# WRITTEN INSTRUCTION:
Write out the full set of records below exactly.

════════════════

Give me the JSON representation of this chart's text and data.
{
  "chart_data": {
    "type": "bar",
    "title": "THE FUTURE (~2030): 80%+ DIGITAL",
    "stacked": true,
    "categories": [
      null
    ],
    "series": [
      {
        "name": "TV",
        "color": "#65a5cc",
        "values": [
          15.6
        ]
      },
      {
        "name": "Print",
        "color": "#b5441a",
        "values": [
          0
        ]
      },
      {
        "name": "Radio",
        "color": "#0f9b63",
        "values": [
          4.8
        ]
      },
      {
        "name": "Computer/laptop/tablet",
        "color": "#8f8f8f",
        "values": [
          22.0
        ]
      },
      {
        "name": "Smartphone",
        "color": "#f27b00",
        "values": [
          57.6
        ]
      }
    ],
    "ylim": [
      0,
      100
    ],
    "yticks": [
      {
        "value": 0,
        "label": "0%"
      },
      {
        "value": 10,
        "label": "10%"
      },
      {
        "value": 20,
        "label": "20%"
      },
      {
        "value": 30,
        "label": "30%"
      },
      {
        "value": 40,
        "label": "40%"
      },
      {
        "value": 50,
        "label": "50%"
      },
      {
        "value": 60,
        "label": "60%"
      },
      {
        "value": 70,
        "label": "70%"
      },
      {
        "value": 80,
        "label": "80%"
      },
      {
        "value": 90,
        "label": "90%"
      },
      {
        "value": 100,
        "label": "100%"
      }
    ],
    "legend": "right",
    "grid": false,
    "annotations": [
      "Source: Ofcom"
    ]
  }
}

════════════════

# EXERCISE RESPONSE:
Give me the JSON representation of this chart's text and data.
{
  "chart_data": {
    "type": "bar",
    "title": "THE FUTURE (~2030): 80%+ DIGITAL",
    "stacked": true,
    "categories": [
      null
    ],
    "series": [
      {
        "name": "TV",
        "color": "#65a5cc",
        "values": [
          15.6
        ]
      },
      {
        "name": "Print",
        "color": "#b5441a",
        "values": [
          0
        ]
      },
      {
        "name": "Radio",
        "color": "#0f9b63",
        "values": [
          4.8
        ]
      },
      {
        "name": "Computer/laptop/tablet",
        "color": "#8f8f8f",
        "values": [
          22.0
        ]
      },
      {
        "name": "Smartphone",
        "color": "#f27b00",
        "values": [
          57.6
        ]
      }
    ],
    "ylim": [
      0,
      100
    ],
    "yticks": [
      {
        "value": 0,
        "label": "0%"
      },
      {
        "value": 10,
        "label": "10%"
      },
      {
        "value": 20,
        "label": "20%"
      },
      {
        "value": 30,
        "label": "30%"
      },
      {
        "value": 40,
        "label": "40%"
      },
      {
        "value": 50,
        "label": "50%"
      },
      {
        "value": 60,
        "label": "60%"
      },
      {
        "value": 70,
        "label": "70%"
      },
      {
        "value": 80,
        "label": "80%"
      },
      {
        "value": 90,
        "label": "90%"
      },
      {
        "value": 100,
        "label": "100%"
      }
    ],
    "legend": "right",
    "grid": false,
    "annotations": [
      "Source: Ofcom"
    ]
  }
}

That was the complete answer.